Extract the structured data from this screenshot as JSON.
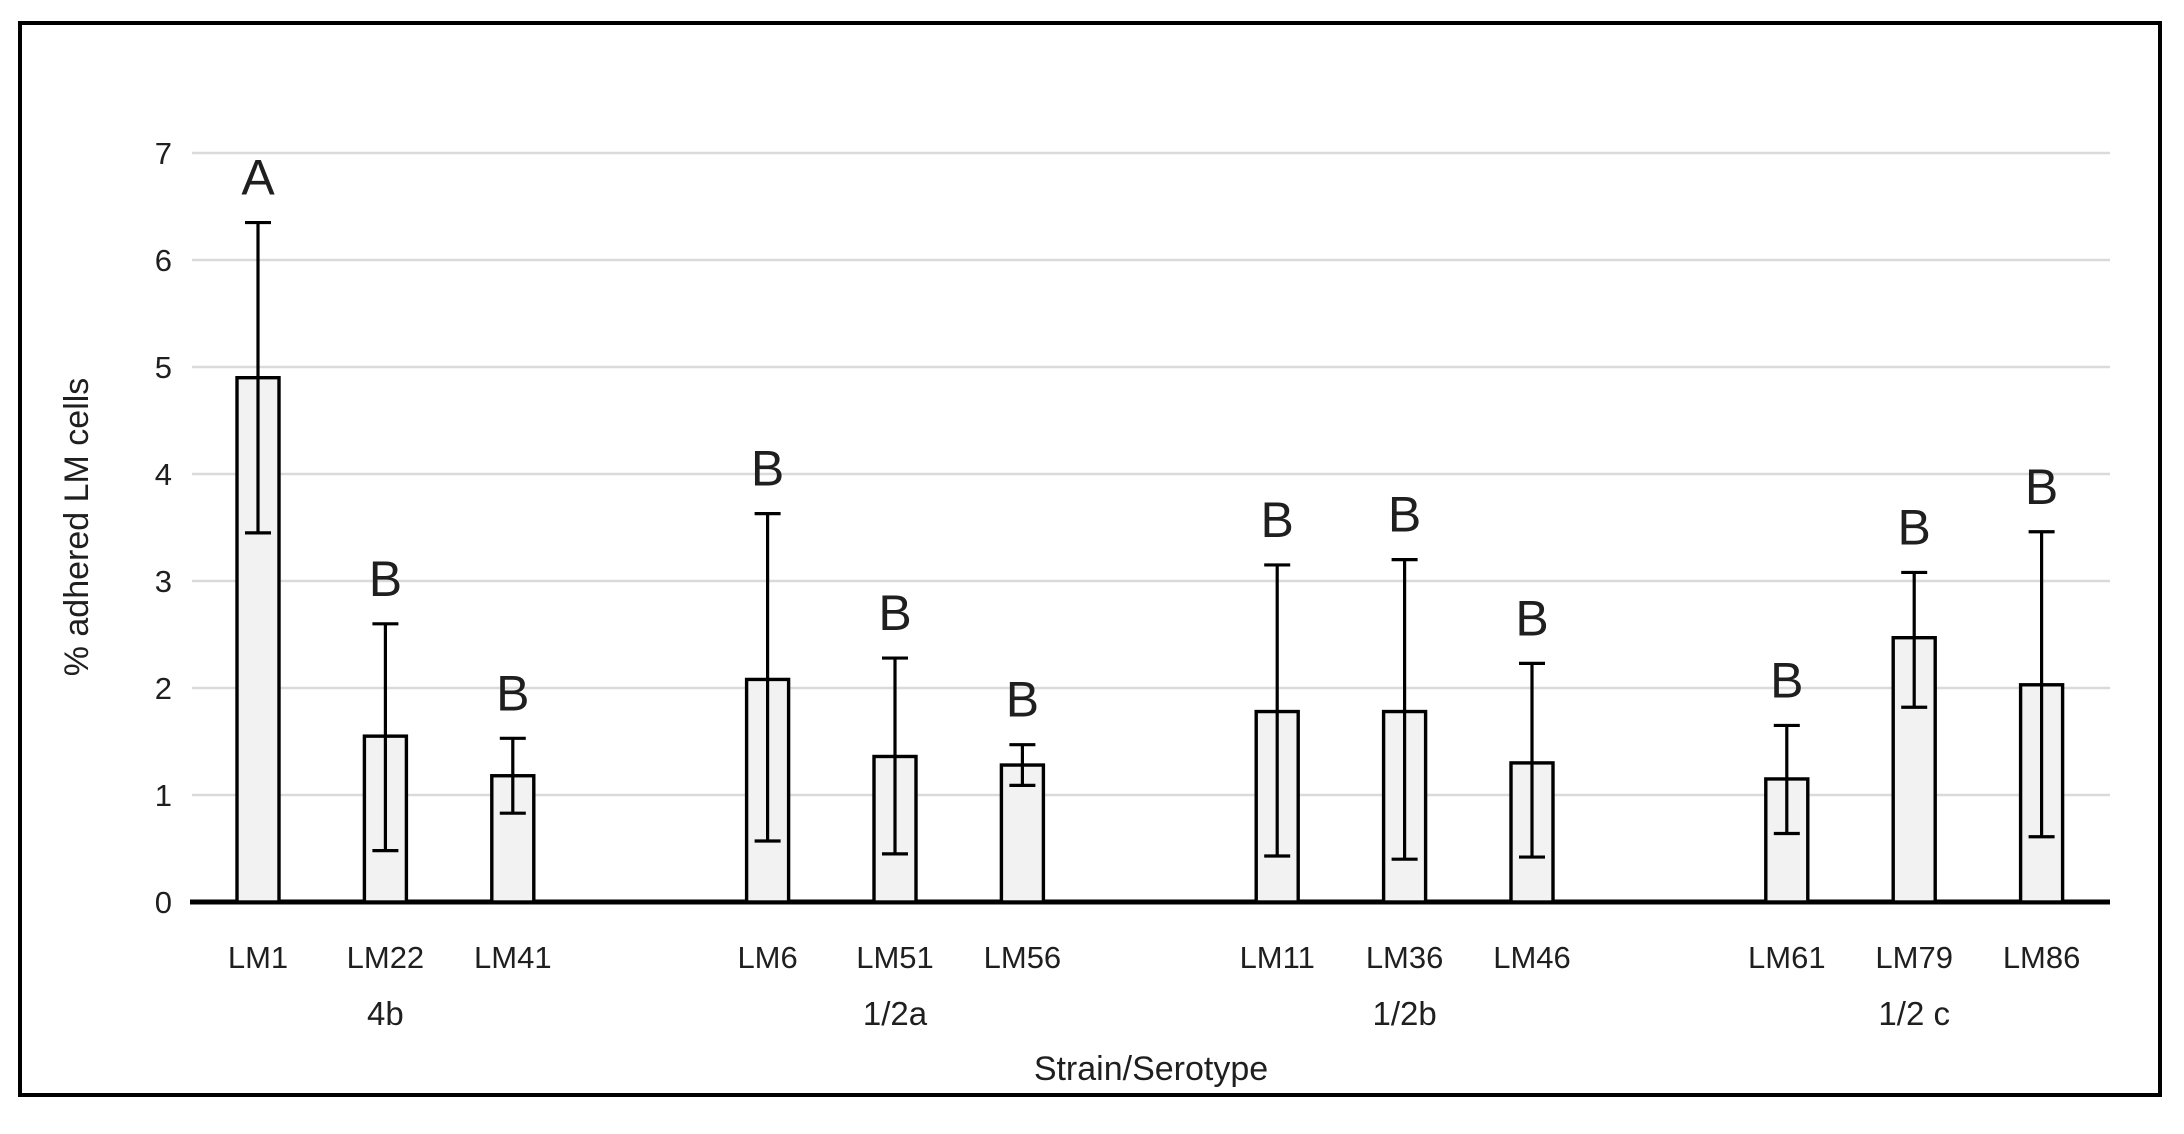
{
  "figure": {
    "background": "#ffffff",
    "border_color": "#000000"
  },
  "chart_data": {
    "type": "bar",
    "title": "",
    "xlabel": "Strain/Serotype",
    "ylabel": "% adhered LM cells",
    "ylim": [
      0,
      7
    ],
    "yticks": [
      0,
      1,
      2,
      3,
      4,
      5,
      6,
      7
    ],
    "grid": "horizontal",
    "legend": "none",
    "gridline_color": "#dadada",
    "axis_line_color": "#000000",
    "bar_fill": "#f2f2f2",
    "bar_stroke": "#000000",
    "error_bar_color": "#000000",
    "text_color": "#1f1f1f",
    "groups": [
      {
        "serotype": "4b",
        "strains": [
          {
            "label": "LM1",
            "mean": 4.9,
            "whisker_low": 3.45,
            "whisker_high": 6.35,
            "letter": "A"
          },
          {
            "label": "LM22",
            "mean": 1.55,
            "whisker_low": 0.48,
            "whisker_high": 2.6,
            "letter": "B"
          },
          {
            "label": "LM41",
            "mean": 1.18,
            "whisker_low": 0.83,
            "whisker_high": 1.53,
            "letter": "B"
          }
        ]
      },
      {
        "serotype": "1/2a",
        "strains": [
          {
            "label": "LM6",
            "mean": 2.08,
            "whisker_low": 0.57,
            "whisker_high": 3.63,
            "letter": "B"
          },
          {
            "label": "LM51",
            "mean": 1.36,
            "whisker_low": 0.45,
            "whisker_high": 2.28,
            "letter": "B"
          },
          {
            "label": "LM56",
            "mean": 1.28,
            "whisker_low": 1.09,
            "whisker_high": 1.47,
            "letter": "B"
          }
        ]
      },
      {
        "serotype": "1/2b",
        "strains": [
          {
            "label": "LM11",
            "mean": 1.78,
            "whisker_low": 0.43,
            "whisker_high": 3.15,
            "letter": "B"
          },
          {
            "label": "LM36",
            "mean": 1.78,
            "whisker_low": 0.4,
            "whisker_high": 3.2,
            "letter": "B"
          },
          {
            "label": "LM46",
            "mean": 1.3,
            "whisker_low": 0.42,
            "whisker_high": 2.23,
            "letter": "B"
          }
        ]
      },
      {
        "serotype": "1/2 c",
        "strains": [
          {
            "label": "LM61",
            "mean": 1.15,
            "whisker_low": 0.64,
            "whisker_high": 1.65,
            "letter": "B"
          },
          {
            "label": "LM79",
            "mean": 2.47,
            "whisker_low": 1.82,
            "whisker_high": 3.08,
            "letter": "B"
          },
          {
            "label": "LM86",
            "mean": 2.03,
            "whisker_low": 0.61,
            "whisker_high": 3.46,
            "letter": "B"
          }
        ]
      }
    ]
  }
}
|---|
Without including any pictures, reproduce the listing exactly.

RESULT:
Extract the structured data from this screenshot as JSON.
{
  "figure": {
    "background": "#ffffff",
    "border_color": "#000000"
  },
  "chart_data": {
    "type": "bar",
    "title": "",
    "xlabel": "Strain/Serotype",
    "ylabel": "% adhered LM cells",
    "ylim": [
      0,
      7
    ],
    "yticks": [
      0,
      1,
      2,
      3,
      4,
      5,
      6,
      7
    ],
    "grid": "horizontal",
    "legend": "none",
    "gridline_color": "#dadada",
    "axis_line_color": "#000000",
    "bar_fill": "#f2f2f2",
    "bar_stroke": "#000000",
    "error_bar_color": "#000000",
    "text_color": "#1f1f1f",
    "groups": [
      {
        "serotype": "4b",
        "strains": [
          {
            "label": "LM1",
            "mean": 4.9,
            "whisker_low": 3.45,
            "whisker_high": 6.35,
            "letter": "A"
          },
          {
            "label": "LM22",
            "mean": 1.55,
            "whisker_low": 0.48,
            "whisker_high": 2.6,
            "letter": "B"
          },
          {
            "label": "LM41",
            "mean": 1.18,
            "whisker_low": 0.83,
            "whisker_high": 1.53,
            "letter": "B"
          }
        ]
      },
      {
        "serotype": "1/2a",
        "strains": [
          {
            "label": "LM6",
            "mean": 2.08,
            "whisker_low": 0.57,
            "whisker_high": 3.63,
            "letter": "B"
          },
          {
            "label": "LM51",
            "mean": 1.36,
            "whisker_low": 0.45,
            "whisker_high": 2.28,
            "letter": "B"
          },
          {
            "label": "LM56",
            "mean": 1.28,
            "whisker_low": 1.09,
            "whisker_high": 1.47,
            "letter": "B"
          }
        ]
      },
      {
        "serotype": "1/2b",
        "strains": [
          {
            "label": "LM11",
            "mean": 1.78,
            "whisker_low": 0.43,
            "whisker_high": 3.15,
            "letter": "B"
          },
          {
            "label": "LM36",
            "mean": 1.78,
            "whisker_low": 0.4,
            "whisker_high": 3.2,
            "letter": "B"
          },
          {
            "label": "LM46",
            "mean": 1.3,
            "whisker_low": 0.42,
            "whisker_high": 2.23,
            "letter": "B"
          }
        ]
      },
      {
        "serotype": "1/2 c",
        "strains": [
          {
            "label": "LM61",
            "mean": 1.15,
            "whisker_low": 0.64,
            "whisker_high": 1.65,
            "letter": "B"
          },
          {
            "label": "LM79",
            "mean": 2.47,
            "whisker_low": 1.82,
            "whisker_high": 3.08,
            "letter": "B"
          },
          {
            "label": "LM86",
            "mean": 2.03,
            "whisker_low": 0.61,
            "whisker_high": 3.46,
            "letter": "B"
          }
        ]
      }
    ]
  }
}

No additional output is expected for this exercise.